## START Stored rows

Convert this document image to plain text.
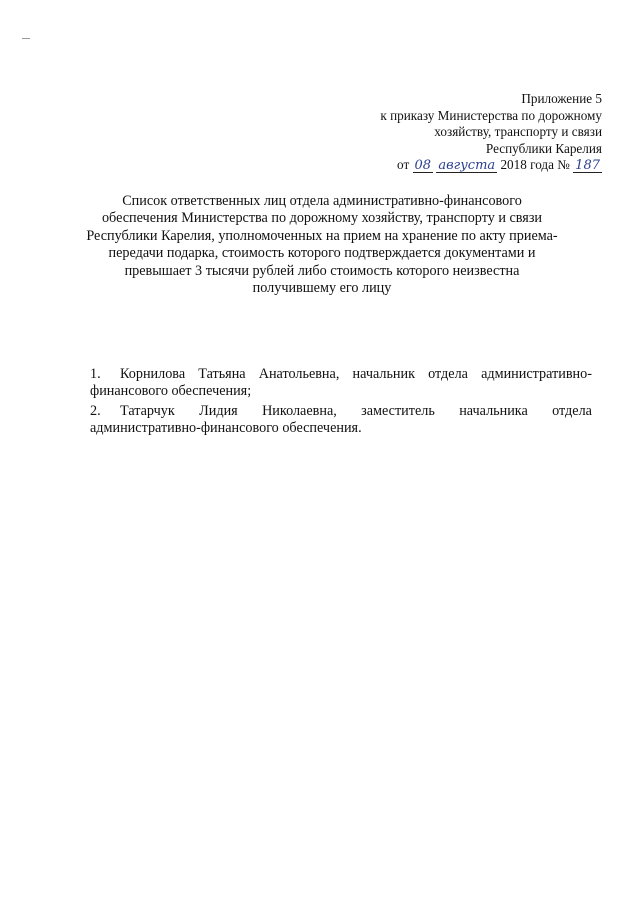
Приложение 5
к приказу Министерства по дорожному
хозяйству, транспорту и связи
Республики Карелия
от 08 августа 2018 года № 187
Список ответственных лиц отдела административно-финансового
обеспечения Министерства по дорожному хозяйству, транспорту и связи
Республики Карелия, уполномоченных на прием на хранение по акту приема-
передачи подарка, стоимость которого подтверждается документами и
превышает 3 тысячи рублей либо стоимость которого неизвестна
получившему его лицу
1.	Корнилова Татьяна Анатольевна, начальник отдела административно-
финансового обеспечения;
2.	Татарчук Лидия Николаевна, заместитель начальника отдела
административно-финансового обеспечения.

## END Stored rows

Problem to work on
What is the number of lines in the listing above that contain the string "дорожному"? Give only the number.

Answer to this task
2